# TASK TO CARRY OUT
Without the images, print all the entries below exactly as given.
-*-*-
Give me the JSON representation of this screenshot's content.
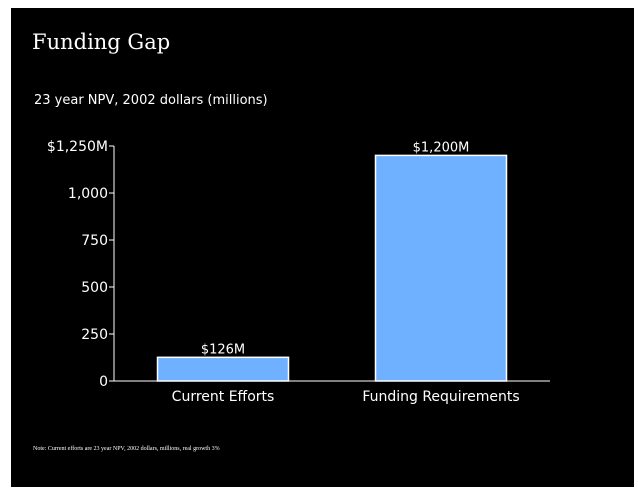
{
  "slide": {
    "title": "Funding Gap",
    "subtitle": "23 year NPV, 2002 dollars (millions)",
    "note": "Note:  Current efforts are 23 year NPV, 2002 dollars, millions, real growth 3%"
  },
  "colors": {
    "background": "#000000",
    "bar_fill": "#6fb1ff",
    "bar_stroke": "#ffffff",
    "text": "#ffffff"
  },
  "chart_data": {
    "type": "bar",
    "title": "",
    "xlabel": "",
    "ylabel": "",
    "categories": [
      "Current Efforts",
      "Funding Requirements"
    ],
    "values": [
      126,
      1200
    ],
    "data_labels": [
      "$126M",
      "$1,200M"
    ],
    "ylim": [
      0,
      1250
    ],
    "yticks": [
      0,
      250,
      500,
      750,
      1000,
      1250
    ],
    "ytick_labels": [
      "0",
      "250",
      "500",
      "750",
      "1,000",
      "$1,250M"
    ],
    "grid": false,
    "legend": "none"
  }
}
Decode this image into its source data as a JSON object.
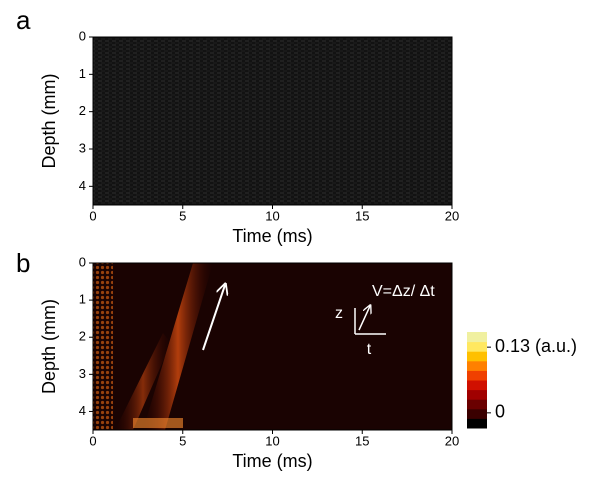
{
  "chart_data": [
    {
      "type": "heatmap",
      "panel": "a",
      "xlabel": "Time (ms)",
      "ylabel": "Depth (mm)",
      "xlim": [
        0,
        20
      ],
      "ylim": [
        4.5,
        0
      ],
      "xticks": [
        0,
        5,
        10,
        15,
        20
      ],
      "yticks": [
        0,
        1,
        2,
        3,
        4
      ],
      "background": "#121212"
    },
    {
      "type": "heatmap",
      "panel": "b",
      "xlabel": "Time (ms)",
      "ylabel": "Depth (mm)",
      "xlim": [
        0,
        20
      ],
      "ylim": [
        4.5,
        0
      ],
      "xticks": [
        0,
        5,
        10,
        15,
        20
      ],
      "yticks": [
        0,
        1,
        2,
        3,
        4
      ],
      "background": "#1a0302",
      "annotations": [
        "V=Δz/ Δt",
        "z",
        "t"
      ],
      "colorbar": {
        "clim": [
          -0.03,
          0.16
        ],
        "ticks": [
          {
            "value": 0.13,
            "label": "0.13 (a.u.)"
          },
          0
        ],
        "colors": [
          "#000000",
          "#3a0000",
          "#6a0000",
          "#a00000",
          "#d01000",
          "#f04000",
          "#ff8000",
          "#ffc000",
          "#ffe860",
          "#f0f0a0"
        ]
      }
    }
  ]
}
-*-*-
# FINISHED ANSWER
Give me the JSON representation of this screenshot's content.
{
  "slide": {
    "title": "Funding Gap",
    "subtitle": "23 year NPV, 2002 dollars (millions)",
    "note": "Note:  Current efforts are 23 year NPV, 2002 dollars, millions, real growth 3%"
  },
  "colors": {
    "background": "#000000",
    "bar_fill": "#6fb1ff",
    "bar_stroke": "#ffffff",
    "text": "#ffffff"
  },
  "chart_data": {
    "type": "bar",
    "title": "",
    "xlabel": "",
    "ylabel": "",
    "categories": [
      "Current Efforts",
      "Funding Requirements"
    ],
    "values": [
      126,
      1200
    ],
    "data_labels": [
      "$126M",
      "$1,200M"
    ],
    "ylim": [
      0,
      1250
    ],
    "yticks": [
      0,
      250,
      500,
      750,
      1000,
      1250
    ],
    "ytick_labels": [
      "0",
      "250",
      "500",
      "750",
      "1,000",
      "$1,250M"
    ],
    "grid": false,
    "legend": "none"
  }
}
Decode this image into its source data as a JSON object.
{
  "chart_data": [
    {
      "type": "heatmap",
      "panel": "a",
      "xlabel": "Time (ms)",
      "ylabel": "Depth (mm)",
      "xlim": [
        0,
        20
      ],
      "ylim": [
        4.5,
        0
      ],
      "xticks": [
        0,
        5,
        10,
        15,
        20
      ],
      "yticks": [
        0,
        1,
        2,
        3,
        4
      ],
      "background": "#121212"
    },
    {
      "type": "heatmap",
      "panel": "b",
      "xlabel": "Time (ms)",
      "ylabel": "Depth (mm)",
      "xlim": [
        0,
        20
      ],
      "ylim": [
        4.5,
        0
      ],
      "xticks": [
        0,
        5,
        10,
        15,
        20
      ],
      "yticks": [
        0,
        1,
        2,
        3,
        4
      ],
      "background": "#1a0302",
      "annotations": [
        "V=Δz/ Δt",
        "z",
        "t"
      ],
      "colorbar": {
        "clim": [
          -0.03,
          0.16
        ],
        "ticks": [
          {
            "value": 0.13,
            "label": "0.13 (a.u.)"
          },
          0
        ],
        "colors": [
          "#000000",
          "#3a0000",
          "#6a0000",
          "#a00000",
          "#d01000",
          "#f04000",
          "#ff8000",
          "#ffc000",
          "#ffe860",
          "#f0f0a0"
        ]
      }
    }
  ]
}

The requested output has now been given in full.